[Begin Exercise data]
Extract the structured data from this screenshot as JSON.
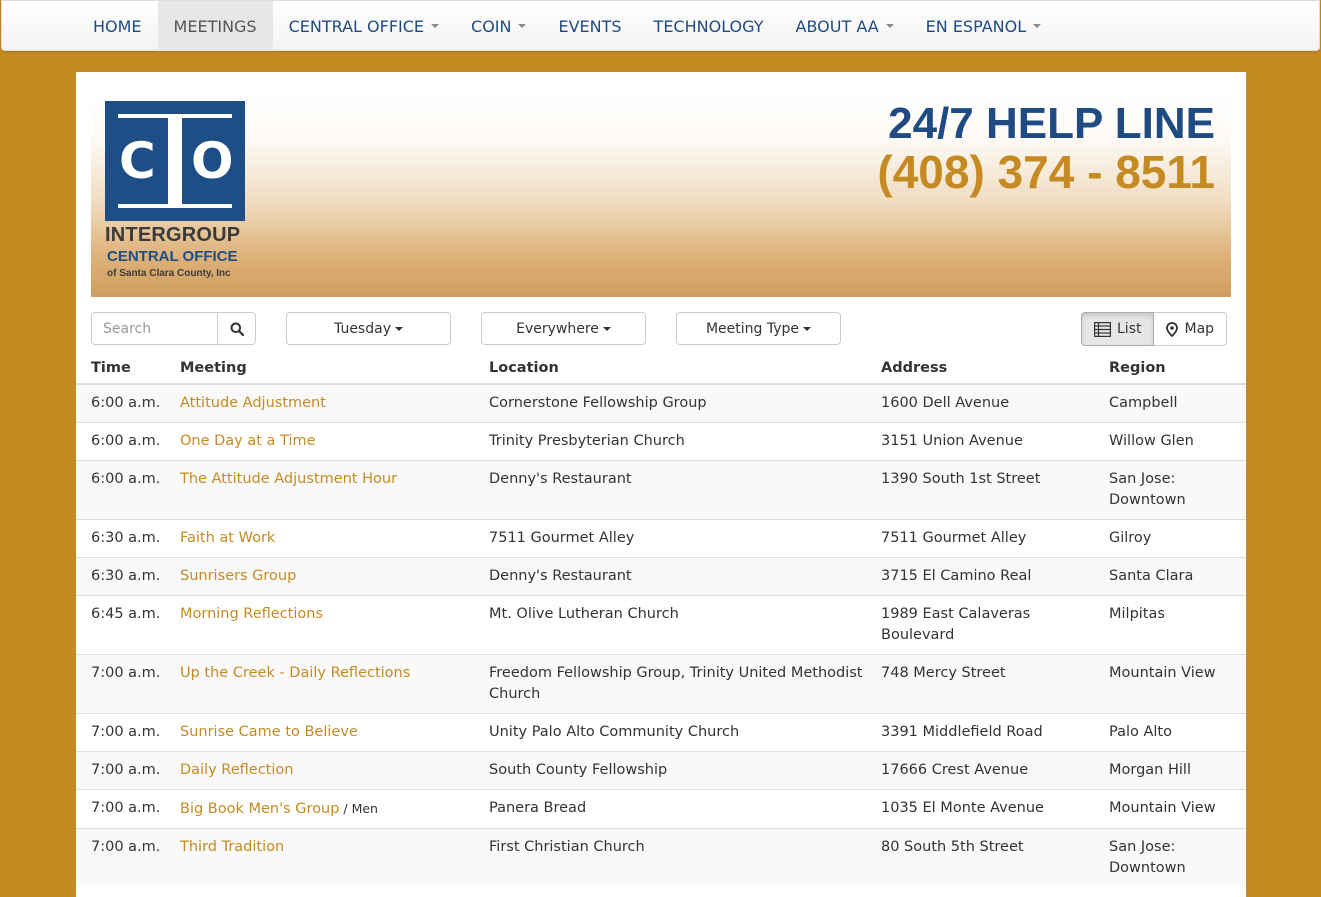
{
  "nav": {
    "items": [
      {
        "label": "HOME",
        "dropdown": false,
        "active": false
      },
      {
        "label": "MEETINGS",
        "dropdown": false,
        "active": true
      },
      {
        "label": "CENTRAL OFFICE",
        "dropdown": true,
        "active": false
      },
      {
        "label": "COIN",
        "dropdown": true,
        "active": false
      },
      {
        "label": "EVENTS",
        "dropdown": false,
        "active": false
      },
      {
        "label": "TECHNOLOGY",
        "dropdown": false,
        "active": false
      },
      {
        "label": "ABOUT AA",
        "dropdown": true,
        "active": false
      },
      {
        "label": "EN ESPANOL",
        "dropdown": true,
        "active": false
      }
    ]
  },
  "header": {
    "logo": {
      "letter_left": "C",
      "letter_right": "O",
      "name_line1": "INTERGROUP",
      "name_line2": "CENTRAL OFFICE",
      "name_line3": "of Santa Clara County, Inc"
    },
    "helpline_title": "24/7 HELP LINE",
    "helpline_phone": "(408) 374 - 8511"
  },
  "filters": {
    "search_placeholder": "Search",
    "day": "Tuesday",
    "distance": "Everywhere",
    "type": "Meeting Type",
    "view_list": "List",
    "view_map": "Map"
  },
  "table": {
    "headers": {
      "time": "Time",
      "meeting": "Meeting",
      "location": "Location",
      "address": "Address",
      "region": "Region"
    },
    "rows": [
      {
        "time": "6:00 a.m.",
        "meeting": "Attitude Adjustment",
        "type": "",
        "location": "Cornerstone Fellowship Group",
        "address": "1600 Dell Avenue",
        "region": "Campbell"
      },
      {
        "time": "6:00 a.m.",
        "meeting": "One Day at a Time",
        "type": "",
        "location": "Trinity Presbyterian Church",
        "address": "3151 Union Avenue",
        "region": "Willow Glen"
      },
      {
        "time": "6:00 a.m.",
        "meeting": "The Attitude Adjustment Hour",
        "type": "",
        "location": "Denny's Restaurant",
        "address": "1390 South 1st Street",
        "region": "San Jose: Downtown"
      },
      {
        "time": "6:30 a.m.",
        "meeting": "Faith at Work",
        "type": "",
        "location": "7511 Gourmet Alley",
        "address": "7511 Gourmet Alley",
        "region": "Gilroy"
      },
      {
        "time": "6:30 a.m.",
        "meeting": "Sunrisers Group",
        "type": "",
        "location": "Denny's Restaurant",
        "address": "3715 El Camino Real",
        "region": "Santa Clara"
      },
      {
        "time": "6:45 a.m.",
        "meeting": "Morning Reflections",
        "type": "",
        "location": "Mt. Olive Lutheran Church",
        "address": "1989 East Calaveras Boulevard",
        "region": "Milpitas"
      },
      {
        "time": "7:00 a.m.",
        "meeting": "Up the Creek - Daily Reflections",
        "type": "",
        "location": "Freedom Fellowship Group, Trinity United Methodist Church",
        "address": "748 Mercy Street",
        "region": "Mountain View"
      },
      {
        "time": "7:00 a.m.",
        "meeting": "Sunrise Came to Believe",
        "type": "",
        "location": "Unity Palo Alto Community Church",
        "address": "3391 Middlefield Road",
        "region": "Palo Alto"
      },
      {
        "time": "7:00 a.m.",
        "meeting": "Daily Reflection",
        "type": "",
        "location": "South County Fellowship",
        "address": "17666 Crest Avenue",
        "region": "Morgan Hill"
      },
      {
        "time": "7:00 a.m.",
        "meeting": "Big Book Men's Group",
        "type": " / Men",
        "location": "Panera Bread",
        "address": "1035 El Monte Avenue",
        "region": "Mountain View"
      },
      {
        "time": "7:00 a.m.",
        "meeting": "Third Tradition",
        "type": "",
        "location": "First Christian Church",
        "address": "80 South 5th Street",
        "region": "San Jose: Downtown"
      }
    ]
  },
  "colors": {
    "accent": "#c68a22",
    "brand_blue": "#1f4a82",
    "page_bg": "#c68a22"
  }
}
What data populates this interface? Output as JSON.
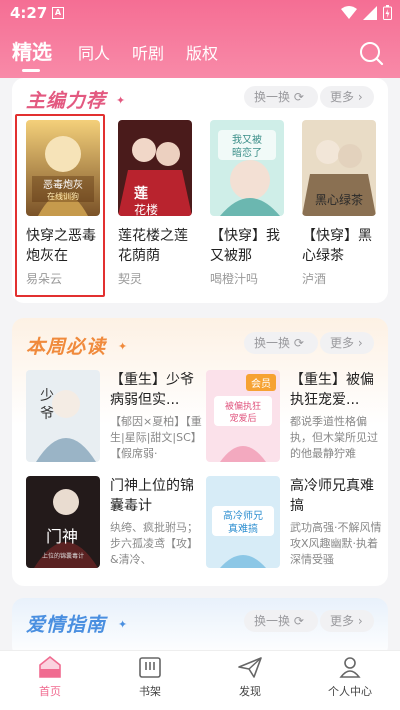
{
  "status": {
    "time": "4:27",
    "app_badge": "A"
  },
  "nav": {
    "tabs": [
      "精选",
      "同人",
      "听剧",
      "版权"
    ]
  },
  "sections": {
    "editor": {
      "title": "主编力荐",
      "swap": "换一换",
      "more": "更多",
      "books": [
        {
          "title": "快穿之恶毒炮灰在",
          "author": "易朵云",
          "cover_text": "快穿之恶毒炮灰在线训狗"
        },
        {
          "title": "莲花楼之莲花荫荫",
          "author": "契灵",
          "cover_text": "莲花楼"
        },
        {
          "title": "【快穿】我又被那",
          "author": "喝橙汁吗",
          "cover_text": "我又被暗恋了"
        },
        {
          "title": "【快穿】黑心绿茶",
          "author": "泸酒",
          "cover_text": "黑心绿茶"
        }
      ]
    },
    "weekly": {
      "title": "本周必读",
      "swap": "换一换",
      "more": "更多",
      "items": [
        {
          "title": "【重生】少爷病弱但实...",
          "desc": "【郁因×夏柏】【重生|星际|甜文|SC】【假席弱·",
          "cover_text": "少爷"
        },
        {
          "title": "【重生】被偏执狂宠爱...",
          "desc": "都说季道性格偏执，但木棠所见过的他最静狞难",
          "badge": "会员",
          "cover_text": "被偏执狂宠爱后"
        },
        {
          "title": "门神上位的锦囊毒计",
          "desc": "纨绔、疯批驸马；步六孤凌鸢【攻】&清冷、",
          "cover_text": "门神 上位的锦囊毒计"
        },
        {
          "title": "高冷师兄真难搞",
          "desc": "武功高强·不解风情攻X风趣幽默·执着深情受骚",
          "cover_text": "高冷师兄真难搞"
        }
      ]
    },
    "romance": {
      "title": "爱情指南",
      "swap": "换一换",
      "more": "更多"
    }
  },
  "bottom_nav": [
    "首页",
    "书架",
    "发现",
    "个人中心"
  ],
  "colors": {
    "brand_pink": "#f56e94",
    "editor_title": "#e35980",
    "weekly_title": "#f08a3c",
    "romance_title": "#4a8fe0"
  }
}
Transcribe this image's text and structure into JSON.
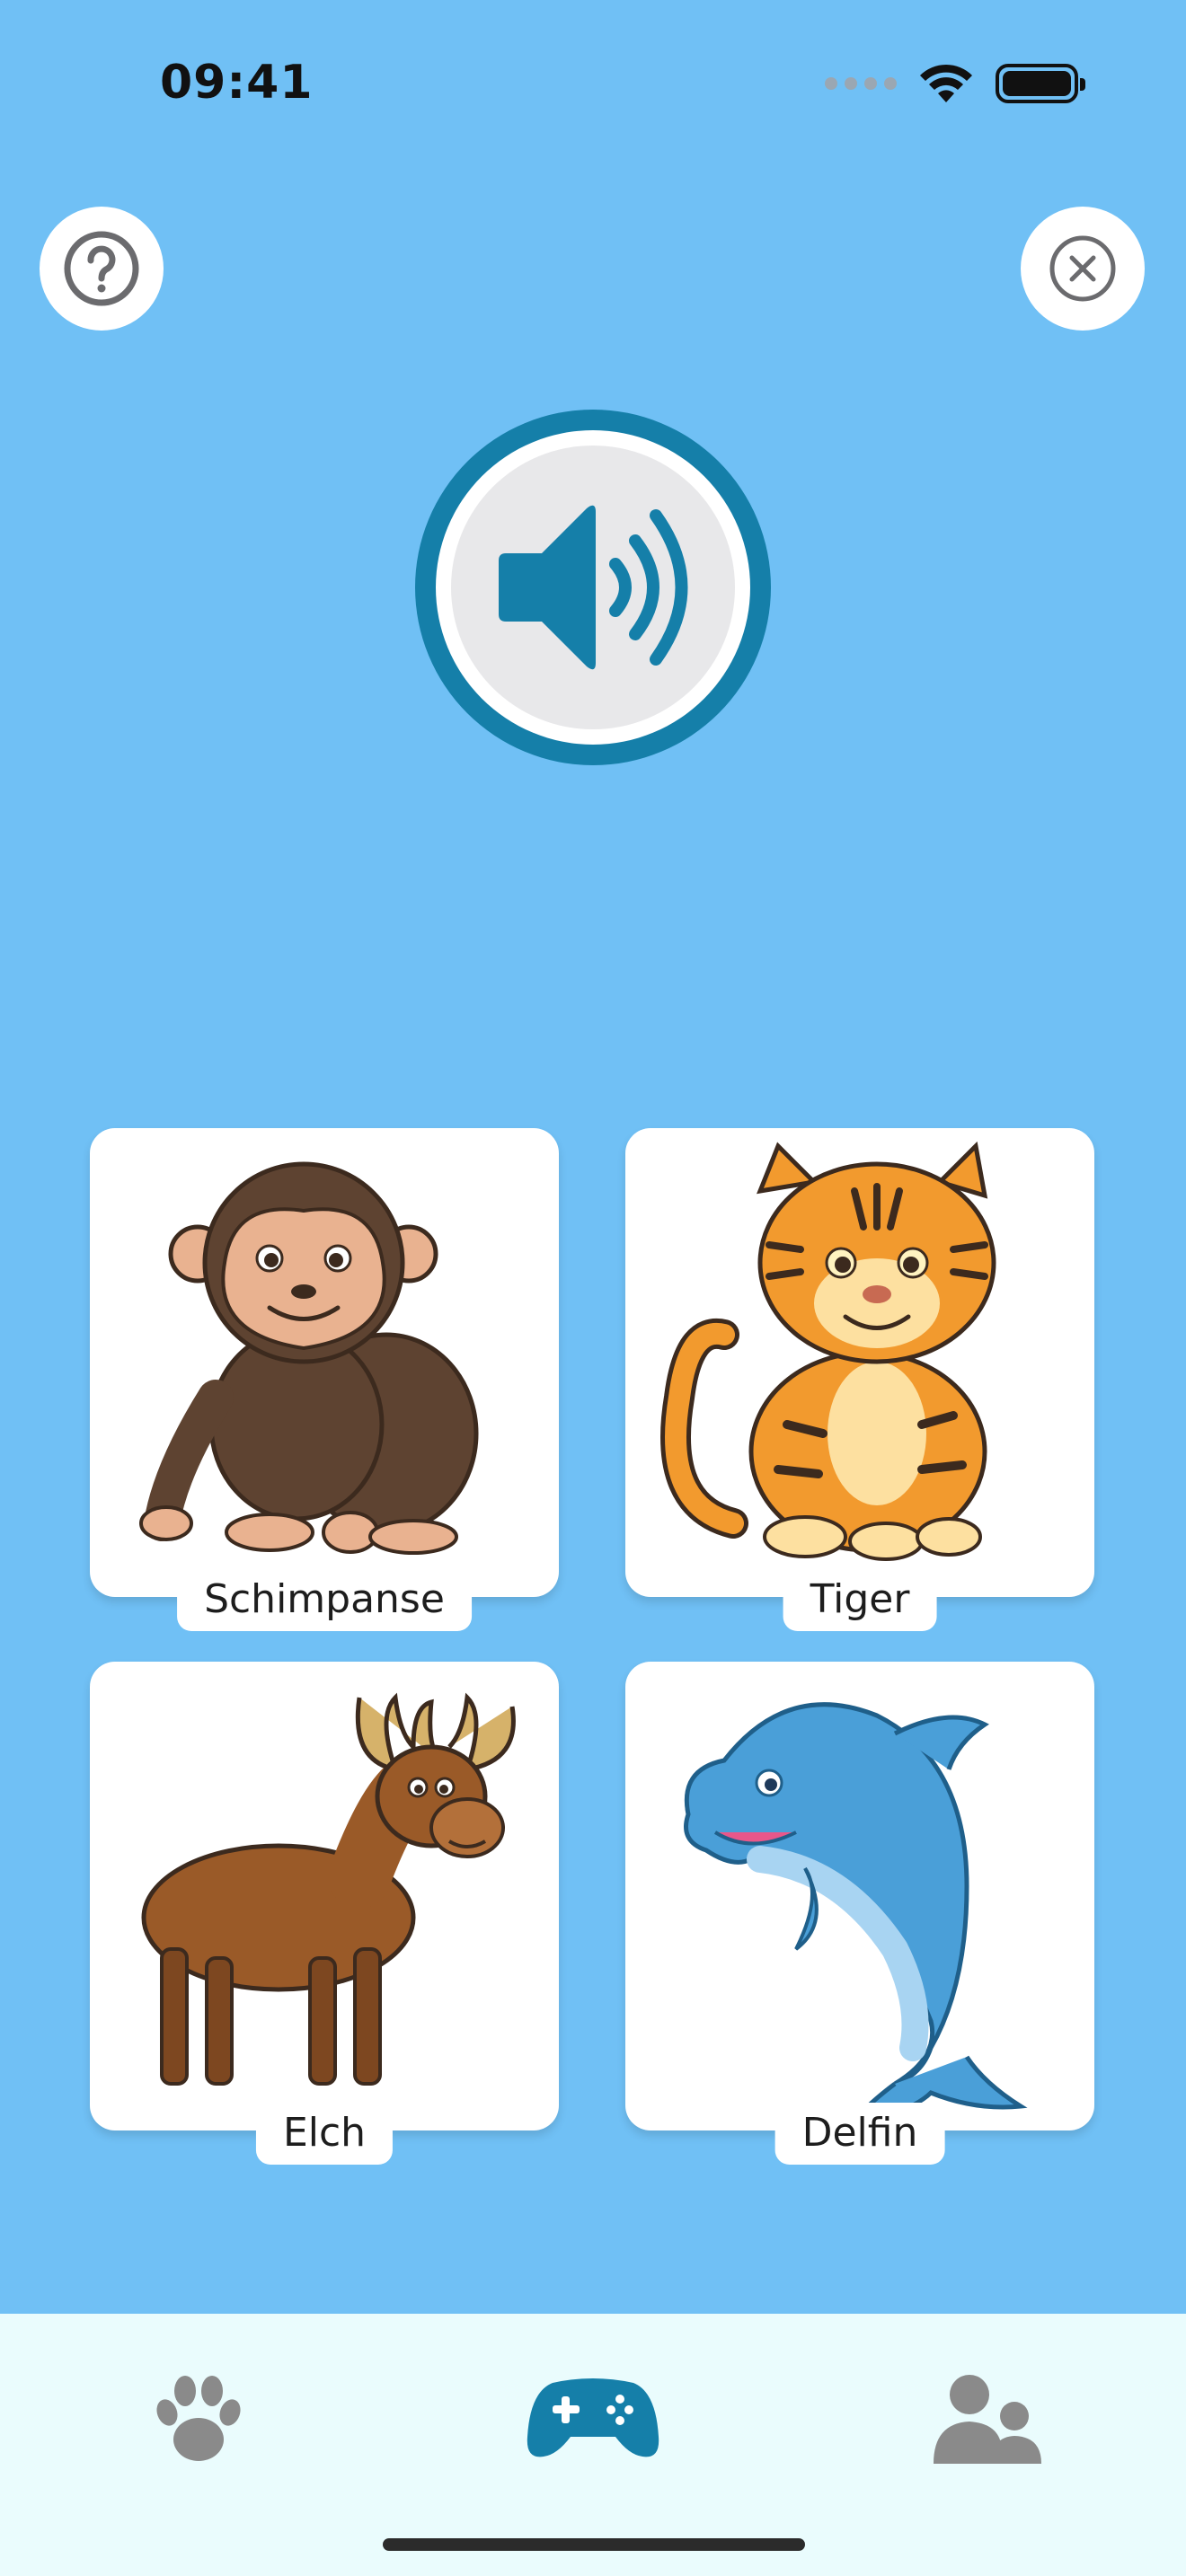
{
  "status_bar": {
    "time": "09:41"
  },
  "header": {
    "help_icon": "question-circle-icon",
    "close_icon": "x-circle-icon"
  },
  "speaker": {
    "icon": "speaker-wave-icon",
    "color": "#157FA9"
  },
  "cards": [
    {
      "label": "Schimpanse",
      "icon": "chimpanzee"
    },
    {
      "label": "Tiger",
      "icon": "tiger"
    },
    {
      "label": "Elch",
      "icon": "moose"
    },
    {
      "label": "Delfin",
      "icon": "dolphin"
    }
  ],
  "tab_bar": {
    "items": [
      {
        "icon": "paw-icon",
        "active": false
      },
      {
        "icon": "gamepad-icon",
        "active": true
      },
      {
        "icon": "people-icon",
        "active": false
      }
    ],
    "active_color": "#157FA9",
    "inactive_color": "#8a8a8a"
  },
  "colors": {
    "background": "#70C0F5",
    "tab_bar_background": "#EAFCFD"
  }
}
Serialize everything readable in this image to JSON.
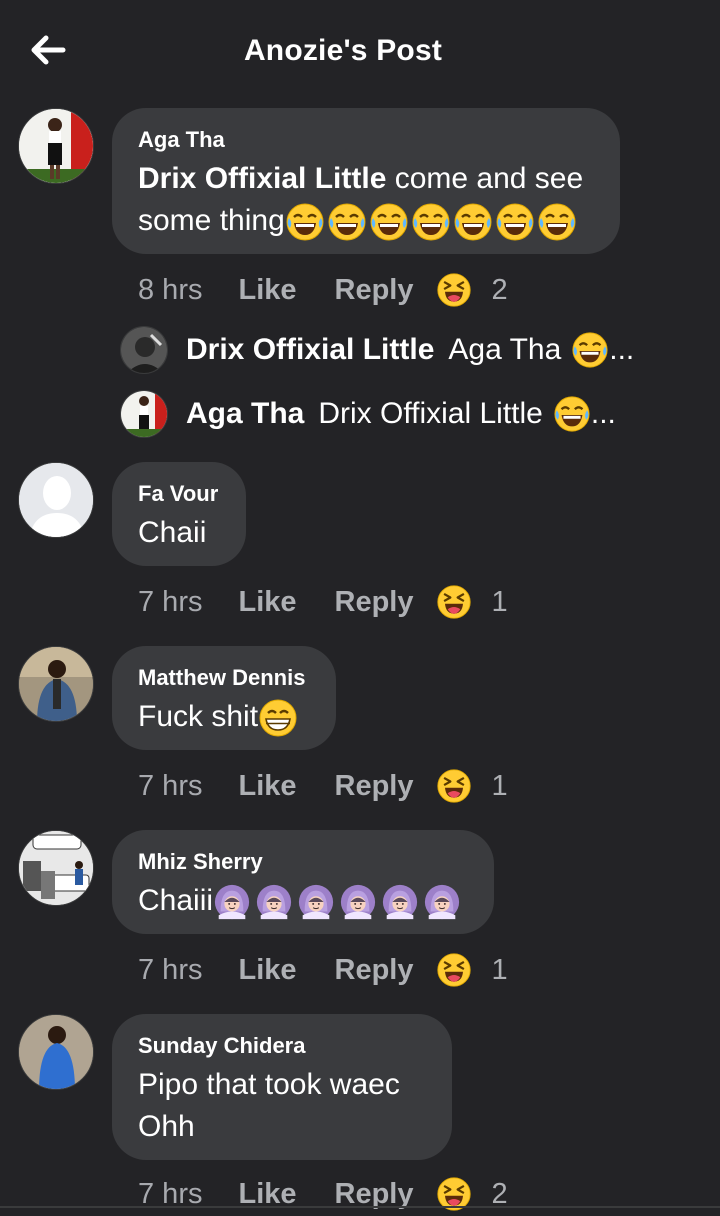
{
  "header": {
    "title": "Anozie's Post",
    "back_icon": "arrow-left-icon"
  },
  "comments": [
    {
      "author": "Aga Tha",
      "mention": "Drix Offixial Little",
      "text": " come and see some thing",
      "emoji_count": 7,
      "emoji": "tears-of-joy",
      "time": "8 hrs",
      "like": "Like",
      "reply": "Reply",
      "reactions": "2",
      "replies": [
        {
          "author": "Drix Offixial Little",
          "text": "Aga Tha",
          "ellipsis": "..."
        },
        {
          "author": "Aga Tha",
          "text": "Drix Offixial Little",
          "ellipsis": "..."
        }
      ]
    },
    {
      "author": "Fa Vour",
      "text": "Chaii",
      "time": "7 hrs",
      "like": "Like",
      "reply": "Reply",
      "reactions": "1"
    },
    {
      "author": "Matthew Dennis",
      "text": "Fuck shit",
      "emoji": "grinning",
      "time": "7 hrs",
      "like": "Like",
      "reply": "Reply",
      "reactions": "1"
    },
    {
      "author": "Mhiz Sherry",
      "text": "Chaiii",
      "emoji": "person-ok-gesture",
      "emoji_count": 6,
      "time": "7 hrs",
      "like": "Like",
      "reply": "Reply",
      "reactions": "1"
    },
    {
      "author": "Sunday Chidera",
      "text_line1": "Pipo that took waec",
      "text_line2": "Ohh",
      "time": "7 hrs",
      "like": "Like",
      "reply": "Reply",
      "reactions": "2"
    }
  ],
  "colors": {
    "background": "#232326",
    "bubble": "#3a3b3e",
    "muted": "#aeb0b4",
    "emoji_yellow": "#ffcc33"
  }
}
[End Exercise data]
Written problem -> Filter the listing for the word "desc" and copy every line that holds it.

Problem solution ->
          "desc": "【郁因×夏柏】【重生|星际|甜文|SC】【假席弱·",
          "desc": "都说季道性格偏执，但木棠所见过的他最静狞难",
          "desc": "纨绔、疯批驸马；步六孤凌鸢【攻】&清冷、",
          "desc": "武功高强·不解风情攻X风趣幽默·执着深情受骚",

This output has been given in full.